● **EXERCISE DIRECTIONS**
Look through the listing for the word "this". Copy each line that has it.

● **EXERCISE MATERIAL**
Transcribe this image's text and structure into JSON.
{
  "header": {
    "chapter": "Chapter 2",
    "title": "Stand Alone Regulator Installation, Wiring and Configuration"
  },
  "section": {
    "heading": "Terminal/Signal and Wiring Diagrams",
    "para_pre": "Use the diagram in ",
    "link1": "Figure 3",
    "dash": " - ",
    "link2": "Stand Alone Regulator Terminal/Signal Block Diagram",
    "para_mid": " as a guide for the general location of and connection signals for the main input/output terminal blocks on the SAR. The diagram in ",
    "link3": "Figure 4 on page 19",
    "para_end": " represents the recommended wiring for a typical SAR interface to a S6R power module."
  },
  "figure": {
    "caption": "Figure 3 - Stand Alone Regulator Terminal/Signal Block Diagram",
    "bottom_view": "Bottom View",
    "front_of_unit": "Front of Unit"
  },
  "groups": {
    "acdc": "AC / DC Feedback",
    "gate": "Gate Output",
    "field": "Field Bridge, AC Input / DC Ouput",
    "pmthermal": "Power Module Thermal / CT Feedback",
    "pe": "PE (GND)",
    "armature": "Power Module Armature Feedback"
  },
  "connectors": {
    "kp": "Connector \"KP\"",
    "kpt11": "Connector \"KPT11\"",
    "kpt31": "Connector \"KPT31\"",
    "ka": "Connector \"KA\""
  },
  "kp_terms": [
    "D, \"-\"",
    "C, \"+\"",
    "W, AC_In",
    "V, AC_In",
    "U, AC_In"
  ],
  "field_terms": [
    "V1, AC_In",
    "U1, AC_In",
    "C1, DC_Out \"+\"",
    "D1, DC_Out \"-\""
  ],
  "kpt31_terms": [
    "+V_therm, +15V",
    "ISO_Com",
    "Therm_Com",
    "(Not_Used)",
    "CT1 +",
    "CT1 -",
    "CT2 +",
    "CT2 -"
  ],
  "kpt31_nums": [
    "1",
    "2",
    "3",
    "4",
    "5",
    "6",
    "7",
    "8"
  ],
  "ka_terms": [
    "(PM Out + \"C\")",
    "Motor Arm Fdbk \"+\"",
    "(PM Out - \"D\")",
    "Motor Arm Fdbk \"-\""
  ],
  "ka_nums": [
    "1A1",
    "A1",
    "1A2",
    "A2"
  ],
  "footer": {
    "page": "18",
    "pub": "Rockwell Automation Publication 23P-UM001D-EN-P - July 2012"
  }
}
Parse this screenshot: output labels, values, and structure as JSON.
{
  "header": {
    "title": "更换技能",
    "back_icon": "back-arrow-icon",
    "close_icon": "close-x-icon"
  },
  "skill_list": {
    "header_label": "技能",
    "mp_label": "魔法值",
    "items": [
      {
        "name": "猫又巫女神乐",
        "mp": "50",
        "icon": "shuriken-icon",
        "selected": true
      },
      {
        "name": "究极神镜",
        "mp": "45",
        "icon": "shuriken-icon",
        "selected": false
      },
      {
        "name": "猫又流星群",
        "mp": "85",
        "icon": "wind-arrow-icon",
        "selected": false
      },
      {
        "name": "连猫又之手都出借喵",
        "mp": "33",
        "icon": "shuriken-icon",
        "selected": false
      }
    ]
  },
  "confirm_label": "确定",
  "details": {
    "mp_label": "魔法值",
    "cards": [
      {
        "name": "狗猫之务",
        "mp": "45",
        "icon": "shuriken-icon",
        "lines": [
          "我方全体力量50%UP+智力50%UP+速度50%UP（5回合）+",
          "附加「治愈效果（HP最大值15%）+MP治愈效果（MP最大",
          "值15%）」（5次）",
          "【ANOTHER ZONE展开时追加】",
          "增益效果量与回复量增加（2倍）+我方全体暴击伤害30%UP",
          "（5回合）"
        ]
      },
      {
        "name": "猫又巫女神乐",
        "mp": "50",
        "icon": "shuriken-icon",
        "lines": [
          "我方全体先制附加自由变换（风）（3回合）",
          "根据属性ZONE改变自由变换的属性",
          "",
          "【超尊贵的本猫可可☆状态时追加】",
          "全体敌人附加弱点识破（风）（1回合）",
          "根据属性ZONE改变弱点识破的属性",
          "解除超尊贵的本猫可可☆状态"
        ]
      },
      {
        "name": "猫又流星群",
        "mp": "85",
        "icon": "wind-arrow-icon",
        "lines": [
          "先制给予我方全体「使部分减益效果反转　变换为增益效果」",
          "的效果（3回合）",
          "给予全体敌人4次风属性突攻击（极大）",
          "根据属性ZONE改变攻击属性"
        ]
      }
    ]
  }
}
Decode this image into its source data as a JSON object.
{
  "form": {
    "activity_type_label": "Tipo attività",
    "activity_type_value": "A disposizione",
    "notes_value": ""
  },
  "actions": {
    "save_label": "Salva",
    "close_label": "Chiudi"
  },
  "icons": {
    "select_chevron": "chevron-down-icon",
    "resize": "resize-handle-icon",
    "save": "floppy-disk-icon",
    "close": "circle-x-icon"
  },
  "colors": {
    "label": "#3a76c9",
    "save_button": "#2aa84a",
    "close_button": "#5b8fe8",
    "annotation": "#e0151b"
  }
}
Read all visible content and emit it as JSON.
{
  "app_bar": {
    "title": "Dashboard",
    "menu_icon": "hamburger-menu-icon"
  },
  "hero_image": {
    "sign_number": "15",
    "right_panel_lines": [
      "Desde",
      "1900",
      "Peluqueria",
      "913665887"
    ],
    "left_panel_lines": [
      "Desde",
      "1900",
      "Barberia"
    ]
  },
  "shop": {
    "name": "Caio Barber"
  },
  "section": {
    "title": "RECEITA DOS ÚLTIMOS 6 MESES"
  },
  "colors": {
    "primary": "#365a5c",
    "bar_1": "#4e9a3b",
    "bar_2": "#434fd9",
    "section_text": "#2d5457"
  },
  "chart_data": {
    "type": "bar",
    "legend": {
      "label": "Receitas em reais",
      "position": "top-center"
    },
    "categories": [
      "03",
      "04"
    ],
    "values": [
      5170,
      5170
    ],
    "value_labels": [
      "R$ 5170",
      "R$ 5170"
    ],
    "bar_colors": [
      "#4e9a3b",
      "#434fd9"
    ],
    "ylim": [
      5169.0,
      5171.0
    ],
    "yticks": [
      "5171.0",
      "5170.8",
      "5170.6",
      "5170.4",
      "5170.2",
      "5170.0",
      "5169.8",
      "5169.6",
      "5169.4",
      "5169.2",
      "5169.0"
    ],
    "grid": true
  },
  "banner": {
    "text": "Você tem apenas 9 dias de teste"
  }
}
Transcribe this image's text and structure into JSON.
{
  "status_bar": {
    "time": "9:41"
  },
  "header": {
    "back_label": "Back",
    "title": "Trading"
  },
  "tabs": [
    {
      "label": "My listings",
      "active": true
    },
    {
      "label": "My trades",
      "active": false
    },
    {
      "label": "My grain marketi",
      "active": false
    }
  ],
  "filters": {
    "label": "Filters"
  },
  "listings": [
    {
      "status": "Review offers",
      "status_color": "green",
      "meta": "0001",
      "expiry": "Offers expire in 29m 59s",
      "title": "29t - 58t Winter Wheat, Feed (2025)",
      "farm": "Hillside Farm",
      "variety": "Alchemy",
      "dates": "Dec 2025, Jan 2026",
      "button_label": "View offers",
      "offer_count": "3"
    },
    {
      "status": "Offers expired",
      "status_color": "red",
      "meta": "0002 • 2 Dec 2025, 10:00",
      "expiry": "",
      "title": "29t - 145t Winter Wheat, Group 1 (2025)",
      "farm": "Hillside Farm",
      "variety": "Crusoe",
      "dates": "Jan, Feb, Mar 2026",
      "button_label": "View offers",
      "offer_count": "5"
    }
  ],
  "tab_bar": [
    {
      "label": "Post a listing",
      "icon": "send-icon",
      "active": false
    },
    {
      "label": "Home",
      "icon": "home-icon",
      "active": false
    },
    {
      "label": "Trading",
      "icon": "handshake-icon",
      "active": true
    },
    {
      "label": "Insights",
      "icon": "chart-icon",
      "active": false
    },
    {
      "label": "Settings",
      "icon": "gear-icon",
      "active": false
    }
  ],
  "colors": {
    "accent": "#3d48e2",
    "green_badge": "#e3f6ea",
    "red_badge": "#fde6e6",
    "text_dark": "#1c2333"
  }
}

● **REPLY**
Transcribe this image's text and structure into JSON.
Parse this screenshot: output labels, values, and structure as JSON.
Decode this image into its source data as a JSON object.
Transcribe this image's text and structure into JSON.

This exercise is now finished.